▶ _Short problem_: Arrange the items as a numbered list, starting from the first line and continuing up to and including the line with "avatar [108, 273, 174, 339]". Leave out any blank lines.

▶ _Records supplied_:
····················

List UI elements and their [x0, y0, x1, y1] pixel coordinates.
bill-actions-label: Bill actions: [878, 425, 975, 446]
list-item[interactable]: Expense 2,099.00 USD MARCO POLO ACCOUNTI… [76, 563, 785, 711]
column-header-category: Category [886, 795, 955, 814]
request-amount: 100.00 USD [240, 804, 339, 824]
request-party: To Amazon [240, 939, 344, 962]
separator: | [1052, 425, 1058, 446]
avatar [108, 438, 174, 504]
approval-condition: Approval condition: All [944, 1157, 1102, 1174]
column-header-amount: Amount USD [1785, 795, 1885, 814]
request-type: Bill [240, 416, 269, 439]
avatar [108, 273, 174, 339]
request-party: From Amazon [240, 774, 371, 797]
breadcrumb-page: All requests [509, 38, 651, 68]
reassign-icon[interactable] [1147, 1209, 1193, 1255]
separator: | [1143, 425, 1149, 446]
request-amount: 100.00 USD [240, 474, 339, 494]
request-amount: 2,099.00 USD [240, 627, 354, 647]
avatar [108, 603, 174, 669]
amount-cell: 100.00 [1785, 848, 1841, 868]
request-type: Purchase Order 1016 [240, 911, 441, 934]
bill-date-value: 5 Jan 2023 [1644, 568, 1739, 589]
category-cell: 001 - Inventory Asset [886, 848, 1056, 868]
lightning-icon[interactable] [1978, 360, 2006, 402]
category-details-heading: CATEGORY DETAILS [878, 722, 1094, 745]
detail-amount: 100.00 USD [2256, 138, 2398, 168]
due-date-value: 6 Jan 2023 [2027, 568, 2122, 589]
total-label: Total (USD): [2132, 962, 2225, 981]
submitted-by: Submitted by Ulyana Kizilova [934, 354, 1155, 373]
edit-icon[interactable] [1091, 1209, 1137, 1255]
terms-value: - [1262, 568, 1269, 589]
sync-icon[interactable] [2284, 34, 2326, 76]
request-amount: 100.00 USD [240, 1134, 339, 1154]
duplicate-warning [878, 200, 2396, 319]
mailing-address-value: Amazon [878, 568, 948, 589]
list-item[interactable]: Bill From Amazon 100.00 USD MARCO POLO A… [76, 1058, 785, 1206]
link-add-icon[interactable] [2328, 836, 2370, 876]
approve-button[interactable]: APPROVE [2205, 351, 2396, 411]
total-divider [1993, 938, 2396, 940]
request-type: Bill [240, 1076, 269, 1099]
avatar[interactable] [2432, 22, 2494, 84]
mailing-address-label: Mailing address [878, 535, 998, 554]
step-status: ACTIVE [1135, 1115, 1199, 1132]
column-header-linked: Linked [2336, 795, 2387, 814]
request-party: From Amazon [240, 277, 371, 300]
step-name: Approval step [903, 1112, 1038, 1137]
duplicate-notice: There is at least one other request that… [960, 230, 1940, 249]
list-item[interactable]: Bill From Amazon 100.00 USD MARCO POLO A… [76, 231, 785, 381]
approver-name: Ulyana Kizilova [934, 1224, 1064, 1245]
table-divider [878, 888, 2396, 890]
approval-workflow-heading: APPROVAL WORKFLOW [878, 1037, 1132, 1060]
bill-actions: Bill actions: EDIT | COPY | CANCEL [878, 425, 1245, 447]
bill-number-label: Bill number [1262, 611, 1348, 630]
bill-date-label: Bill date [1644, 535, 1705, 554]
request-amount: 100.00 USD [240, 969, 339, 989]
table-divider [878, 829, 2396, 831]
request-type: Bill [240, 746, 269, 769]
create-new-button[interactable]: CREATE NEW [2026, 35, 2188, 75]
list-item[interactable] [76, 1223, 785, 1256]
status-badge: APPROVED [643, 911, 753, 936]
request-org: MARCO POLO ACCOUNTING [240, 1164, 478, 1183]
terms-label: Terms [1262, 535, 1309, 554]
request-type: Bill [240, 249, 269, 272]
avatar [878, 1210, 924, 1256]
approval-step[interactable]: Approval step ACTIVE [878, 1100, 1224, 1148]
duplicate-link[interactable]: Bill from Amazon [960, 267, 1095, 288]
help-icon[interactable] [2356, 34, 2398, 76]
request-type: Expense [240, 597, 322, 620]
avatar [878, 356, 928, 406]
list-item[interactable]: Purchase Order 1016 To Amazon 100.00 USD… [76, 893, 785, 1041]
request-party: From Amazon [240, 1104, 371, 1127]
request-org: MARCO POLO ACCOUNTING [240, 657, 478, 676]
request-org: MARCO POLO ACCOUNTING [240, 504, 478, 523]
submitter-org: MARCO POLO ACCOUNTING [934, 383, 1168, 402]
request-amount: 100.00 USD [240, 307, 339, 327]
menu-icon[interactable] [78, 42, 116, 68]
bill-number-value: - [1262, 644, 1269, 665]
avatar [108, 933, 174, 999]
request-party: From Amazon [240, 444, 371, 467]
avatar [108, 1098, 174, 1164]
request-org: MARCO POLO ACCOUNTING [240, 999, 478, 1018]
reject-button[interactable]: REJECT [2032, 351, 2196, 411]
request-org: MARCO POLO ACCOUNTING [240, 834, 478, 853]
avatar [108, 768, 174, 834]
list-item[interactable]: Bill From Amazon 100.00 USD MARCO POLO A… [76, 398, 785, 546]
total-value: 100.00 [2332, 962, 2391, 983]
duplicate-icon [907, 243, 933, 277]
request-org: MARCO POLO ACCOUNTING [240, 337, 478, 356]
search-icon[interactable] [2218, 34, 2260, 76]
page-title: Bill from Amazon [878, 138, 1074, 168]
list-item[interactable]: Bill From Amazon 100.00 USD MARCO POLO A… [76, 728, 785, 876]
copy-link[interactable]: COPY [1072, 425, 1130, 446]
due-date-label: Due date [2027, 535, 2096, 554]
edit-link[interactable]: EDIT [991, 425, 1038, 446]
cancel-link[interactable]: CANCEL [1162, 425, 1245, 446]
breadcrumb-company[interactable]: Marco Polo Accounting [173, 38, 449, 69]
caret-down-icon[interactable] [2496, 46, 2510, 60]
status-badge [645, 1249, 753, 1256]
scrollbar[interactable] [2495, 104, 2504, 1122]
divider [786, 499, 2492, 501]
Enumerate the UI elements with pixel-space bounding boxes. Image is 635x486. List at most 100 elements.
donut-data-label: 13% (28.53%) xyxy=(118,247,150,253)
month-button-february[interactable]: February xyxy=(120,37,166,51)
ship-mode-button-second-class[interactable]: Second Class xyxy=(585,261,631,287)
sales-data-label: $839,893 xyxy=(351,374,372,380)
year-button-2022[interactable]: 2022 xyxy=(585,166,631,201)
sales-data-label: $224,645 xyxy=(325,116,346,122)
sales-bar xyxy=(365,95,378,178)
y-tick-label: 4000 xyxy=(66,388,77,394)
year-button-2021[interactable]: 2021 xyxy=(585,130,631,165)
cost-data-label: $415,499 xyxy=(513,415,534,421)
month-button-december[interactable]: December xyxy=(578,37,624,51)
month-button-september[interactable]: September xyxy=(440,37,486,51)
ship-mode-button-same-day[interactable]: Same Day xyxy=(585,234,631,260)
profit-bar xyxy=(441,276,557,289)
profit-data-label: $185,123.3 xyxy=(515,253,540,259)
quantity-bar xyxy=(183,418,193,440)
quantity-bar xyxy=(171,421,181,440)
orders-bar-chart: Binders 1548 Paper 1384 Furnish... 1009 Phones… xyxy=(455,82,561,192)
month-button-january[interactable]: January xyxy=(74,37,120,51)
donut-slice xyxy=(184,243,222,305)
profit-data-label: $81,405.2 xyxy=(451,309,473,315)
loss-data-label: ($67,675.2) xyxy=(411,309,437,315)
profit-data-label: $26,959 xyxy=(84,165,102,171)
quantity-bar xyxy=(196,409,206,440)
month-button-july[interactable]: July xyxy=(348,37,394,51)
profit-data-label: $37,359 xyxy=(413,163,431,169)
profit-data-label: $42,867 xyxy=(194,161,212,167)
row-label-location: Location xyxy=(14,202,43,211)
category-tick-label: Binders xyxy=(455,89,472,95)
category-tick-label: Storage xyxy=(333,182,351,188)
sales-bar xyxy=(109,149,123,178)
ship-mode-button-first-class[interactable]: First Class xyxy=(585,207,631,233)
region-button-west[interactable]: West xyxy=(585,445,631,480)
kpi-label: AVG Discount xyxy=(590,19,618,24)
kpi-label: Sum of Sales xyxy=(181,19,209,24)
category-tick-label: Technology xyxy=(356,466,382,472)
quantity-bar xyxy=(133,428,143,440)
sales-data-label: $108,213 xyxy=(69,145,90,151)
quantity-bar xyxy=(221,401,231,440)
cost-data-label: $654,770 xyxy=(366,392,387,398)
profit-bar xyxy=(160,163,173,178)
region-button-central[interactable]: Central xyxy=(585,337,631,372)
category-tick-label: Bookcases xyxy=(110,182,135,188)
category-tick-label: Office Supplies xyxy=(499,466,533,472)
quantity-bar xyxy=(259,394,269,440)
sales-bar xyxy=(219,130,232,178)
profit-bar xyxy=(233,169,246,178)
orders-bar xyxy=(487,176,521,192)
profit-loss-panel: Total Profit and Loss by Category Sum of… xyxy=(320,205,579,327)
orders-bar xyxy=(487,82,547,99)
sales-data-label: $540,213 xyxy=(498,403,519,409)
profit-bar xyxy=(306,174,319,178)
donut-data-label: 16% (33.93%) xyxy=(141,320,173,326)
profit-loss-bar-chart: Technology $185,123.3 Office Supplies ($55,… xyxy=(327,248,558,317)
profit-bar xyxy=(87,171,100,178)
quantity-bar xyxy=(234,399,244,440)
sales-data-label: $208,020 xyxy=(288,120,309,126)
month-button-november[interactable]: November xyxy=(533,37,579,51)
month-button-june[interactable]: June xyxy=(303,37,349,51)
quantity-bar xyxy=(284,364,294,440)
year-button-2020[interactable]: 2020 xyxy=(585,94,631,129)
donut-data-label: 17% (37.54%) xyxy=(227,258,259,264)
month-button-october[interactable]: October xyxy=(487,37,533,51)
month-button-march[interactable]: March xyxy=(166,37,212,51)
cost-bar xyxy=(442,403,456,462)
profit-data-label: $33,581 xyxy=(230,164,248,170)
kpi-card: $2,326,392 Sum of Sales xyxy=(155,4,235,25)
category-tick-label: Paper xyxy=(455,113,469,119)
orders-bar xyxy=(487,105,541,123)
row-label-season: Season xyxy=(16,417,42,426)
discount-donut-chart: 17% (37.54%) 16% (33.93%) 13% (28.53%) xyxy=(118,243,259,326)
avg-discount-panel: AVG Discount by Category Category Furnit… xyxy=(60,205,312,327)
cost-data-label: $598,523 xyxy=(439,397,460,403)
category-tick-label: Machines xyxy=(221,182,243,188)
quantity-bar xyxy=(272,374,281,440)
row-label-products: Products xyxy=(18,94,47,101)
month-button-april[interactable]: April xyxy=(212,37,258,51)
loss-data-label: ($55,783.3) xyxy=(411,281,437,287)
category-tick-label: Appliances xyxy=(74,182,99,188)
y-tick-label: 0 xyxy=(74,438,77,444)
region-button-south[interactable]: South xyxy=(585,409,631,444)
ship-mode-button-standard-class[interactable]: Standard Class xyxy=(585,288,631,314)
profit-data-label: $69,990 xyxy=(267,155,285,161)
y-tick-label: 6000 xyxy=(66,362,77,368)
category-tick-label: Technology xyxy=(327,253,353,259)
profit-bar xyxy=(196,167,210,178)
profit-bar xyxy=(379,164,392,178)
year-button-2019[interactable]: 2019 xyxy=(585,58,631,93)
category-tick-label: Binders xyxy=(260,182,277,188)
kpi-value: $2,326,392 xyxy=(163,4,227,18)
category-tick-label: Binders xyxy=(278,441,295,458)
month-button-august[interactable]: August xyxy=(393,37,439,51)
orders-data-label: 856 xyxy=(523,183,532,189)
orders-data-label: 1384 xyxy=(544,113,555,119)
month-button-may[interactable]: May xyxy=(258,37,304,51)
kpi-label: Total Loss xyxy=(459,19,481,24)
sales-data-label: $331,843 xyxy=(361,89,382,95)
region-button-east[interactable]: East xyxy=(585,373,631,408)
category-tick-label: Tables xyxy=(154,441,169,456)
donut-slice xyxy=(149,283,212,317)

····················

▶ _Exercise response_:
1. List UI elements and their [x0, y0, x1, y1] pixel coordinates.
2. bill-actions-label: Bill actions: [878, 425, 975, 446]
3. list-item[interactable]: Expense 2,099.00 USD MARCO POLO ACCOUNTI… [76, 563, 785, 711]
4. column-header-category: Category [886, 795, 955, 814]
5. request-amount: 100.00 USD [240, 804, 339, 824]
6. request-party: To Amazon [240, 939, 344, 962]
7. separator: | [1052, 425, 1058, 446]
8. avatar [108, 438, 174, 504]
9. approval-condition: Approval condition: All [944, 1157, 1102, 1174]
10. column-header-amount: Amount USD [1785, 795, 1885, 814]
11. request-type: Bill [240, 416, 269, 439]
12. avatar [108, 273, 174, 339]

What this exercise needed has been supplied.